Bounding box entries:
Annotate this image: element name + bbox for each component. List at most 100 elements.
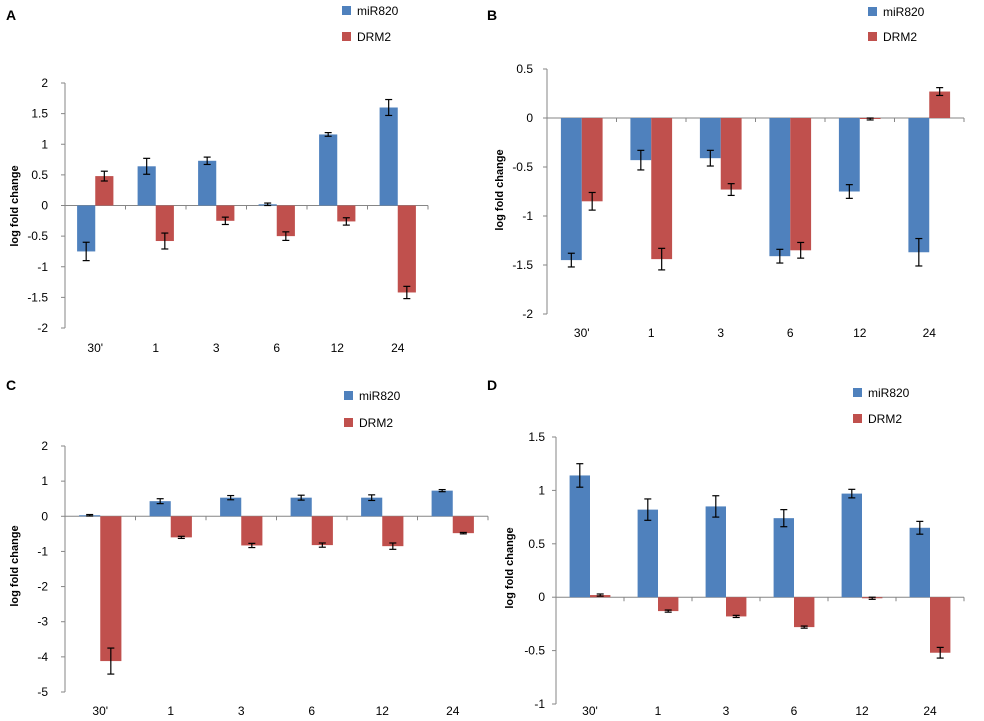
bar-mir820	[838, 118, 860, 192]
plot-area: -2 -1.5 -1 -0.5 0 0.5 1 1.5 2 30' 1 3 6 12 24	[27, 76, 429, 355]
x-tick-label: 30'	[582, 704, 598, 718]
legend-swatch-mir820	[868, 7, 877, 16]
x-tick-label: 24	[923, 326, 937, 340]
bar-mir820	[699, 118, 721, 159]
bar-mir820	[220, 497, 242, 517]
y-tick-label: -5	[37, 685, 48, 699]
panel-b: B miR820 DRM2 log fold change -2 -1.5 -1 -0…	[487, 5, 965, 340]
y-tick-label: 0.5	[516, 62, 533, 76]
bar-drm2	[658, 597, 679, 612]
y-tick-label: 2	[41, 76, 48, 90]
bar-mir820	[637, 509, 658, 598]
legend-label-drm2: DRM2	[357, 30, 391, 44]
y-tick-label: -0.5	[27, 229, 48, 243]
legend-label-mir820: miR820	[883, 5, 925, 19]
y-tick-label: 0	[538, 590, 545, 604]
x-tick-label: 12	[376, 704, 390, 718]
y-tick-label: 0	[41, 199, 48, 213]
bar-mir820	[290, 497, 312, 517]
legend-label-drm2: DRM2	[359, 416, 393, 430]
y-tick-label: -0.5	[512, 160, 533, 174]
y-tick-label: -4	[37, 650, 48, 664]
y-axis-label: log fold change	[9, 525, 21, 606]
x-tick-label: 3	[238, 704, 245, 718]
y-tick-label: 1	[41, 474, 48, 488]
y-tick-label: -0.5	[524, 644, 545, 658]
y-tick-label: 0	[41, 509, 48, 523]
legend-swatch-mir820	[853, 388, 862, 397]
y-tick-label: 1	[41, 137, 48, 151]
legend-swatch-drm2	[342, 32, 351, 41]
x-tick-label: 6	[273, 341, 280, 355]
y-tick-label: 1.5	[31, 107, 48, 121]
y-tick-label: -1.5	[512, 258, 533, 272]
bar-drm2	[170, 516, 192, 538]
x-tick-label: 3	[213, 341, 220, 355]
y-tick-label: -1.5	[27, 290, 48, 304]
bar-drm2	[311, 516, 333, 546]
y-tick-label: 0	[526, 111, 533, 125]
bar-drm2	[720, 118, 742, 190]
bar-drm2	[929, 91, 951, 118]
panel-c: C miR820 DRM2 log fold change -5 -4 -3 -2 -1…	[6, 377, 489, 718]
x-tick-label: 12	[331, 341, 345, 355]
bar-mir820	[198, 160, 217, 206]
bar-mir820	[841, 493, 862, 598]
bar-mir820	[908, 118, 930, 253]
bar-drm2	[100, 516, 122, 662]
bar-drm2	[276, 205, 295, 237]
y-tick-label: -1	[534, 697, 545, 711]
x-tick-label: 6	[308, 704, 315, 718]
y-tick-label: -1	[37, 260, 48, 274]
bar-drm2	[397, 205, 416, 293]
y-tick-label: 0.5	[528, 537, 545, 551]
x-tick-label: 24	[446, 704, 460, 718]
panel-letter: A	[6, 7, 16, 23]
x-tick-label: 1	[152, 341, 159, 355]
panel-letter: D	[487, 377, 497, 393]
bar-drm2	[930, 597, 951, 653]
plot-area: -1 -0.5 0 0.5 1 1.5 30' 1 3 6 12 24	[524, 430, 965, 718]
plot-area: -2 -1.5 -1 -0.5 0 0.5 30' 1 3 6 12 24	[512, 62, 965, 340]
bar-drm2	[382, 516, 404, 547]
bar-drm2	[241, 516, 263, 546]
bar-drm2	[337, 205, 356, 222]
bar-drm2	[155, 205, 174, 242]
bar-drm2	[790, 118, 812, 251]
x-tick-label: 3	[723, 704, 730, 718]
legend-swatch-drm2	[868, 32, 877, 41]
bar-mir820	[560, 118, 582, 261]
x-tick-label: 6	[791, 704, 798, 718]
x-tick-label: 1	[648, 326, 655, 340]
legend-swatch-mir820	[342, 6, 351, 15]
panel-letter: C	[6, 377, 16, 393]
x-tick-label: 30'	[87, 341, 103, 355]
x-tick-label: 30'	[92, 704, 108, 718]
panel-d: D miR820 DRM2 log fold change -1 -0.5 0 0.5…	[487, 377, 965, 718]
bar-mir820	[773, 518, 794, 598]
bar-drm2	[95, 176, 114, 206]
y-tick-label: -3	[37, 615, 48, 629]
bar-mir820	[361, 497, 383, 517]
x-tick-label: 3	[717, 326, 724, 340]
bar-drm2	[452, 516, 474, 534]
legend-label-mir820: miR820	[359, 389, 401, 403]
bar-mir820	[705, 506, 726, 598]
panel-a: A miR820 DRM2 log fold change -2 -1.5 -1 -0…	[6, 4, 429, 355]
x-tick-label: 12	[853, 326, 867, 340]
bar-drm2	[794, 597, 815, 628]
legend-label-drm2: DRM2	[883, 30, 917, 44]
y-tick-label: -2	[522, 307, 533, 321]
bar-mir820	[909, 527, 930, 598]
x-tick-label: 1	[655, 704, 662, 718]
bar-mir820	[319, 134, 338, 206]
y-tick-label: -1	[37, 544, 48, 558]
x-tick-label: 1	[167, 704, 174, 718]
y-axis-label: log fold change	[494, 149, 506, 230]
x-tick-label: 6	[787, 326, 794, 340]
y-tick-label: 1	[538, 483, 545, 497]
x-tick-label: 24	[391, 341, 405, 355]
y-tick-label: 0.5	[31, 168, 48, 182]
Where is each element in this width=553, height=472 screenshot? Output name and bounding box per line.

## [PROBLEM STATEMENT]
Transcribe the lines in the entries above, from the line containing "118, 860, 192]" through the line containing "5, 925, 19]", with no changes.

## [THE OUTPUT]
bar-mir820	[838, 118, 860, 192]
plot-area: -2 -1.5 -1 -0.5 0 0.5 1 1.5 2 30' 1 3 6 12 24	[27, 76, 429, 355]
x-tick-label: 30'	[582, 704, 598, 718]
legend-swatch-mir820	[868, 7, 877, 16]
x-tick-label: 24	[923, 326, 937, 340]
bar-mir820	[699, 118, 721, 159]
bar-mir820	[220, 497, 242, 517]
y-tick-label: -5	[37, 685, 48, 699]
panel-b: B miR820 DRM2 log fold change -2 -1.5 -1 -0…	[487, 5, 965, 340]
y-tick-label: 0.5	[516, 62, 533, 76]
bar-drm2	[658, 597, 679, 612]
y-tick-label: 2	[41, 76, 48, 90]
bar-mir820	[637, 509, 658, 598]
legend-label-drm2: DRM2	[357, 30, 391, 44]
y-tick-label: -0.5	[27, 229, 48, 243]
legend-label-mir820: miR820	[883, 5, 925, 19]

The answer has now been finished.